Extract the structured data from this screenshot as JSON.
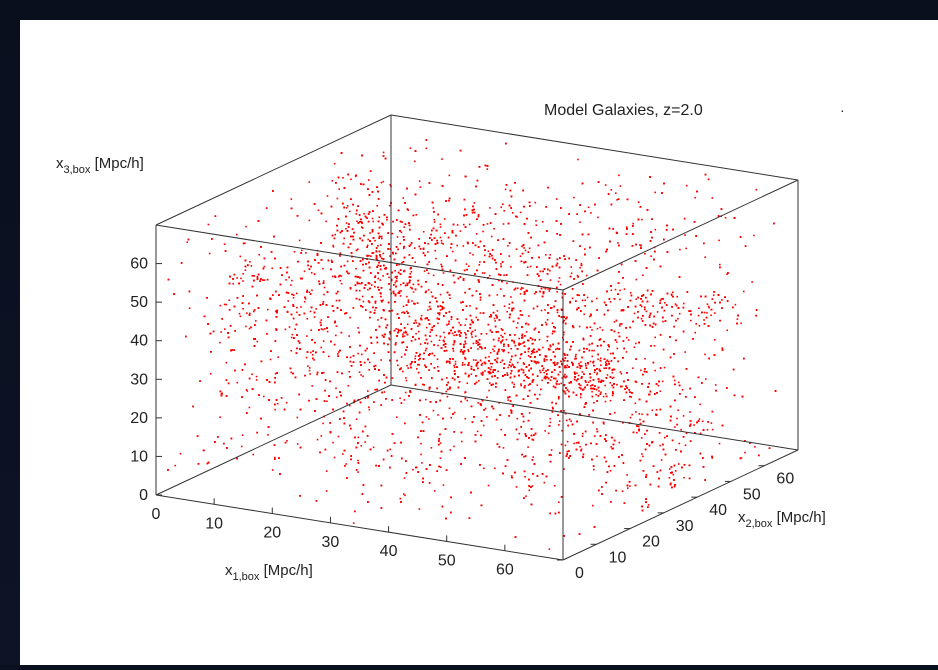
{
  "chart_data": {
    "type": "scatter",
    "title": "Model Galaxies, z=2.0",
    "series": [
      {
        "name": "",
        "color": "#ff0000"
      }
    ],
    "axes": {
      "x1": {
        "label_main": "x",
        "label_sub": "1,box",
        "label_unit": " [Mpc/h]",
        "ticks": [
          "0",
          "10",
          "20",
          "30",
          "40",
          "50",
          "60"
        ],
        "range": [
          0,
          70
        ]
      },
      "x2": {
        "label_main": "x",
        "label_sub": "2,box",
        "label_unit": " [Mpc/h]",
        "ticks": [
          "0",
          "10",
          "20",
          "30",
          "40",
          "50",
          "60"
        ],
        "range": [
          0,
          70
        ]
      },
      "x3": {
        "label_main": "x",
        "label_sub": "3,box",
        "label_unit": " [Mpc/h]",
        "ticks": [
          "0",
          "10",
          "20",
          "30",
          "40",
          "50",
          "60"
        ],
        "range": [
          0,
          70
        ]
      }
    },
    "point_count_approx": 9000,
    "grid": false,
    "box": "3d-wireframe"
  }
}
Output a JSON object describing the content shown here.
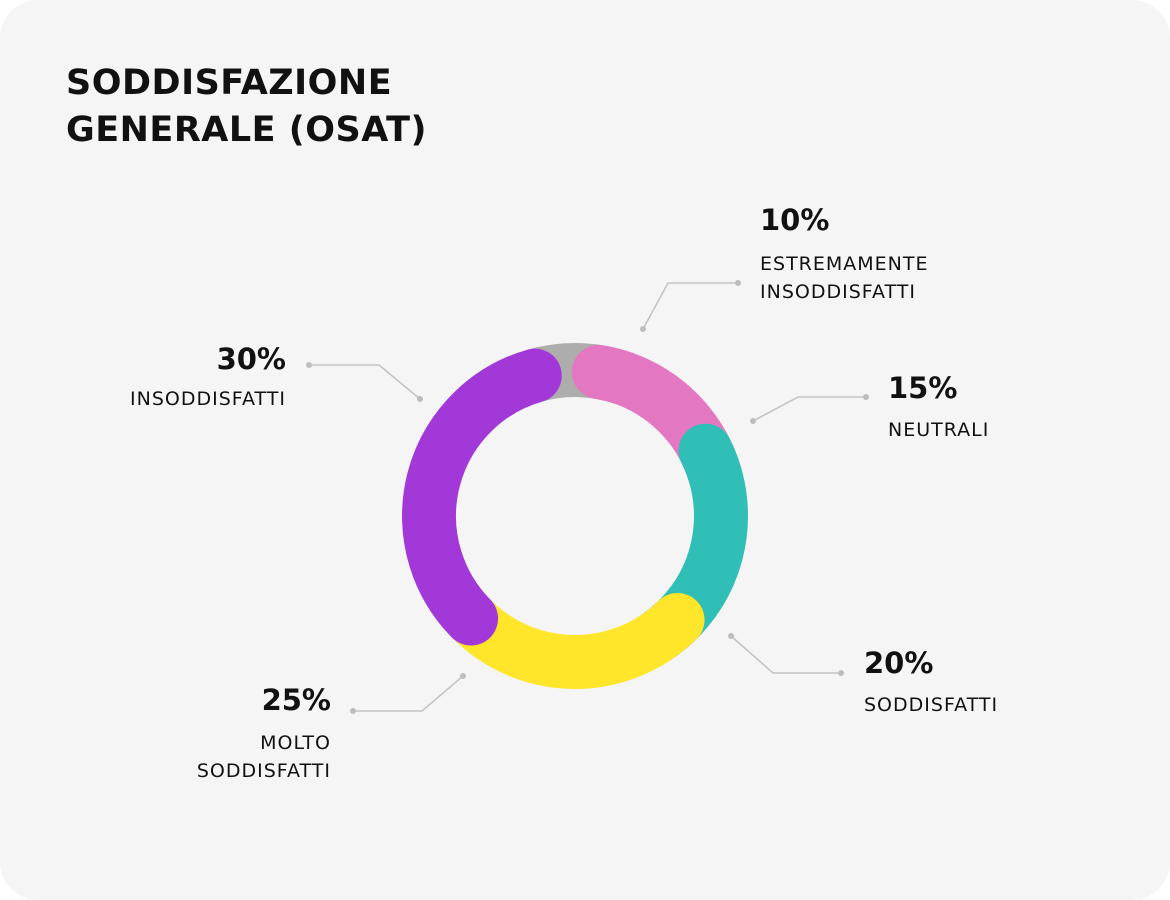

● PROBLEM DETAILS: Copy whichever lines in the listing above contain the word "JSON".

● OUTPUT FOR THIS EXERCISE:
Extract the structured data from this screenshot as JSON.
Output a JSON object describing the content shown here.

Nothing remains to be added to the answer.